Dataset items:
********

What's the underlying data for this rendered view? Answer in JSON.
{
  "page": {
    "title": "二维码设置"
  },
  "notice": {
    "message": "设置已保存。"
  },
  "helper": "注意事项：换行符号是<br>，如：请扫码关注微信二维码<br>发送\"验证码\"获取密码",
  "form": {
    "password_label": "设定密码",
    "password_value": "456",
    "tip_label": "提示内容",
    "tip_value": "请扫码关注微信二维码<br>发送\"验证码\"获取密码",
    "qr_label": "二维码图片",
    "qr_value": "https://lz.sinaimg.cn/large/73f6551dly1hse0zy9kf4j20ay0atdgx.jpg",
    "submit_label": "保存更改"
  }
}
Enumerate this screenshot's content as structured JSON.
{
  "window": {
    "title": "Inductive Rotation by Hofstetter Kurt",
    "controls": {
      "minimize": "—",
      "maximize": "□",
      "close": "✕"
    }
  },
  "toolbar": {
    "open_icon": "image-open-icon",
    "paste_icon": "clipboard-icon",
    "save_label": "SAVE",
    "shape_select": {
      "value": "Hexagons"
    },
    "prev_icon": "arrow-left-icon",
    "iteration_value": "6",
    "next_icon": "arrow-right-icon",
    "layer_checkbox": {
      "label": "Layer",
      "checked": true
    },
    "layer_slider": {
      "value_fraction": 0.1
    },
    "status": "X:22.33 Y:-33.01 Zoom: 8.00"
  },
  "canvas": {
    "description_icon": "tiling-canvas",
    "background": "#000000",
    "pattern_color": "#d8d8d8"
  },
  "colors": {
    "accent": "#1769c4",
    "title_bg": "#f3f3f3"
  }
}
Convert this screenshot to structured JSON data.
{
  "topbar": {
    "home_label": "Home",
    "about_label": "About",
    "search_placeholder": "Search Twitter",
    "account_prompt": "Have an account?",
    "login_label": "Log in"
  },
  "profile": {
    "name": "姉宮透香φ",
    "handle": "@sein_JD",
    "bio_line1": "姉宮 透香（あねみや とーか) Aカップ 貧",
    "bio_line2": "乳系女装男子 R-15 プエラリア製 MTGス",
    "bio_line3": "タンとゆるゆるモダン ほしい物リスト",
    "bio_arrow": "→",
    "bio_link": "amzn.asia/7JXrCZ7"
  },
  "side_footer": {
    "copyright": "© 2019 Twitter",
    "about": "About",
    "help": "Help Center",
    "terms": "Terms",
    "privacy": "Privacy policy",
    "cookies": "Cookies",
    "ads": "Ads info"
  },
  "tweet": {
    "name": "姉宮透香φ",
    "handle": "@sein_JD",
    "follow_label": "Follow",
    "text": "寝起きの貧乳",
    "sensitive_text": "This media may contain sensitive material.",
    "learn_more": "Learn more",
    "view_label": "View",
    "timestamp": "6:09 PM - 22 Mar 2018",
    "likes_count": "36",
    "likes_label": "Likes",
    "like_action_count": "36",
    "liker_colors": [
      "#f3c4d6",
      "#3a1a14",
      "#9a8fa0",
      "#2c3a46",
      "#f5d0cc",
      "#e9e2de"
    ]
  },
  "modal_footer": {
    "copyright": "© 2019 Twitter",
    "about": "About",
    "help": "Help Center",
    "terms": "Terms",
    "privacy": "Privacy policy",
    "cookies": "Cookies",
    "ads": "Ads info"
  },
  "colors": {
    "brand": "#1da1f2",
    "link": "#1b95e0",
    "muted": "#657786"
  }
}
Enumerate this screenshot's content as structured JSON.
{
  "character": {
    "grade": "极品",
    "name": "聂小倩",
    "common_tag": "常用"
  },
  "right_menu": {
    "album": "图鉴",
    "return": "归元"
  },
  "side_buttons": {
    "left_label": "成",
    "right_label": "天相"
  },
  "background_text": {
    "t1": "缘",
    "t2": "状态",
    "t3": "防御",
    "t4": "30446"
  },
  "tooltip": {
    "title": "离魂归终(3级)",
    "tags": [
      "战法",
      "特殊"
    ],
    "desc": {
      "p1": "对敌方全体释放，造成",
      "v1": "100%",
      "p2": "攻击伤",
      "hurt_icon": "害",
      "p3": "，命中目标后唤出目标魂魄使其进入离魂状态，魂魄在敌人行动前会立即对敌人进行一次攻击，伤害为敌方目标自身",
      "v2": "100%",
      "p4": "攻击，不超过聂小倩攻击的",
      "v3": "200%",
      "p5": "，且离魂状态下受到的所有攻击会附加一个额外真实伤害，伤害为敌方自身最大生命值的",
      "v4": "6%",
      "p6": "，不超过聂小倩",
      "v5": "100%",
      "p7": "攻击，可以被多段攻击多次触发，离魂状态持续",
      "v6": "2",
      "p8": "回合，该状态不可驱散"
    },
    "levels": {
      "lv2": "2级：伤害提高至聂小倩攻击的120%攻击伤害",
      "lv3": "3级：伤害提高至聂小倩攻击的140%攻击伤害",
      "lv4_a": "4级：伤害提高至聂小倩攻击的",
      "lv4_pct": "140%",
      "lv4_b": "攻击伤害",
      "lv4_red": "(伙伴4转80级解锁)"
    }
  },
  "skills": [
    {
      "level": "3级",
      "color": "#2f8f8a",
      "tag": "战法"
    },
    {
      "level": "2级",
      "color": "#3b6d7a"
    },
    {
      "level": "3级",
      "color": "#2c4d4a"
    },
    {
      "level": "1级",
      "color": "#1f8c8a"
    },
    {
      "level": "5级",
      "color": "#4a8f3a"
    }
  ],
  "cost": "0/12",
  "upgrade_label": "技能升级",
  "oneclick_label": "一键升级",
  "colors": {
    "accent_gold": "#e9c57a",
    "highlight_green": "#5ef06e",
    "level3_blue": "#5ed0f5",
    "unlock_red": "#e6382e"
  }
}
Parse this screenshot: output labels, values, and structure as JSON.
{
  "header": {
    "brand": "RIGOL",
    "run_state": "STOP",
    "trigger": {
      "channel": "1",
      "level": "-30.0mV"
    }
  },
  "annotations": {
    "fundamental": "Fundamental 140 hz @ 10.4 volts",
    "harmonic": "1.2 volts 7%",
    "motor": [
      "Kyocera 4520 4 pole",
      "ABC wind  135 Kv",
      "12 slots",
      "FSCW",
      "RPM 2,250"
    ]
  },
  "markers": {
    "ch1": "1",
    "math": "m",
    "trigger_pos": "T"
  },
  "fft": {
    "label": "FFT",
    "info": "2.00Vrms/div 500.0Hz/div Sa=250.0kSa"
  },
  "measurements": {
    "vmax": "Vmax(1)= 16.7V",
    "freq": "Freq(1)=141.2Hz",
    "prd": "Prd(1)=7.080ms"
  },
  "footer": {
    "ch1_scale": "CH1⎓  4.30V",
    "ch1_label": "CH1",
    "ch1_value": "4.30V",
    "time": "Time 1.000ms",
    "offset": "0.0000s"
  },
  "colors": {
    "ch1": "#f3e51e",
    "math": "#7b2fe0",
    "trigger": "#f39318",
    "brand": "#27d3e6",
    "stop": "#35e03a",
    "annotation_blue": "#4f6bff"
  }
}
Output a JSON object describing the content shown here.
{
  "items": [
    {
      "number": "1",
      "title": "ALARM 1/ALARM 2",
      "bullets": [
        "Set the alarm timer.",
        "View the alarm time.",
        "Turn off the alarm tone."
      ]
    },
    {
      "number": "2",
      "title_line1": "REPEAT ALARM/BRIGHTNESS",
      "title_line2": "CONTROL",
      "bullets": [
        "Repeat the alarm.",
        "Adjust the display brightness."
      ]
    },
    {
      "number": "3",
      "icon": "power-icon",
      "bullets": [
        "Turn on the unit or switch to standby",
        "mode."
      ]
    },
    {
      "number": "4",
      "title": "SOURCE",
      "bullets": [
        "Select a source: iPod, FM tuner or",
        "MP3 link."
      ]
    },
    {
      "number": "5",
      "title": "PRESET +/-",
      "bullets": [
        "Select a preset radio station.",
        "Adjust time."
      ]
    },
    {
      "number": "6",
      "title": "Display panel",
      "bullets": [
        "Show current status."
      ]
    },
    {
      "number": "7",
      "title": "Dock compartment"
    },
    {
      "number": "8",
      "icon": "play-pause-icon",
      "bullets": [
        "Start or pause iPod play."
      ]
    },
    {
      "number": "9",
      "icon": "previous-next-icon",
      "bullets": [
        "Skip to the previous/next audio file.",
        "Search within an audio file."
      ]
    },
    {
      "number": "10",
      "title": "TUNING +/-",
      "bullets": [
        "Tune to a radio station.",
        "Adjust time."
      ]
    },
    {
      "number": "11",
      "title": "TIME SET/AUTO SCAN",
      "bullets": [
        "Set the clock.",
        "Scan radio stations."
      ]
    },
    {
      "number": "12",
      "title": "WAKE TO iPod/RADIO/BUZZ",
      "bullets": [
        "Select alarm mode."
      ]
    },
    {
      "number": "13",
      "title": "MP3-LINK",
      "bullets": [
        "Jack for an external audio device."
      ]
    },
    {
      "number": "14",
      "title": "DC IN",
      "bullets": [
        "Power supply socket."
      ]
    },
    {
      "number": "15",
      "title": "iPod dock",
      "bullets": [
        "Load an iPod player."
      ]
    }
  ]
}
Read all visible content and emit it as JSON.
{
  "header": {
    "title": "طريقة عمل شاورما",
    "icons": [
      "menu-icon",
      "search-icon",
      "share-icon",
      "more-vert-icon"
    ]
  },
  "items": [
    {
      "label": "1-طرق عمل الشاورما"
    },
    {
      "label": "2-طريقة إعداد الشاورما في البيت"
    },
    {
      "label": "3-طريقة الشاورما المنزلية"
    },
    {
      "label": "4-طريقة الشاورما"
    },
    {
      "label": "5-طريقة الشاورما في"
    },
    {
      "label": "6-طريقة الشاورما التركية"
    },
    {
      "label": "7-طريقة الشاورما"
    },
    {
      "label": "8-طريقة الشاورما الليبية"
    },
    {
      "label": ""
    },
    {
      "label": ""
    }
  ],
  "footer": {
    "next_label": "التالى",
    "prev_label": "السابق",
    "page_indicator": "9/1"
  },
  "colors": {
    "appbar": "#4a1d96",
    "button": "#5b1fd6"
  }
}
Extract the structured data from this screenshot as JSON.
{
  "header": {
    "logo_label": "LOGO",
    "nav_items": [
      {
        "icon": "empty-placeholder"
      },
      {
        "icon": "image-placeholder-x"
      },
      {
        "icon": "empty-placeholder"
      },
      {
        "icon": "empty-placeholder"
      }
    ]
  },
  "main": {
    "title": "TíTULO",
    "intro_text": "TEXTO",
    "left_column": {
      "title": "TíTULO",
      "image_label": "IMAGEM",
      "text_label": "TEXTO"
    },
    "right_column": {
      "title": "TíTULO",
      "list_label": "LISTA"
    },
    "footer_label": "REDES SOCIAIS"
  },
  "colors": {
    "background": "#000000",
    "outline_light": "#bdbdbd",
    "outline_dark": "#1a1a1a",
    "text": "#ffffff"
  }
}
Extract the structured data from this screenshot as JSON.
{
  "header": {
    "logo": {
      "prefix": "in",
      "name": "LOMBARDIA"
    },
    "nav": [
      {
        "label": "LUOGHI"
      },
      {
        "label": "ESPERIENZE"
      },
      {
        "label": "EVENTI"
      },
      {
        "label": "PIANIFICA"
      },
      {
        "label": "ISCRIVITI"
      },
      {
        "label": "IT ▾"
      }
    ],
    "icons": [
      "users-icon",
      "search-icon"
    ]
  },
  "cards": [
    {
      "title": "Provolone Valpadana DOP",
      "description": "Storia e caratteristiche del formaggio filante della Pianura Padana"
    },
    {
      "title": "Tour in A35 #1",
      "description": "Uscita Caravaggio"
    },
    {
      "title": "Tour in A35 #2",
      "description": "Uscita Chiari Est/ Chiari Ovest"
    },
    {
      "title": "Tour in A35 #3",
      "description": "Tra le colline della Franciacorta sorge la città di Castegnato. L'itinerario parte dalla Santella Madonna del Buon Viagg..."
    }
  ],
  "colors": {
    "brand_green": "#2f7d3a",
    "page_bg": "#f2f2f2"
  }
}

********

Copy out all lines from the material above that contain the string "طريقة".

    "title": "طريقة عمل شاورما",
      "label": "2-طريقة إعداد الشاورما في البيت"
      "label": "3-طريقة الشاورما المنزلية"
      "label": "4-طريقة الشاورما"
      "label": "5-طريقة الشاورما في"
      "label": "6-طريقة الشاورما التركية"
      "label": "7-طريقة الشاورما"
      "label": "8-طريقة الشاورما الليبية"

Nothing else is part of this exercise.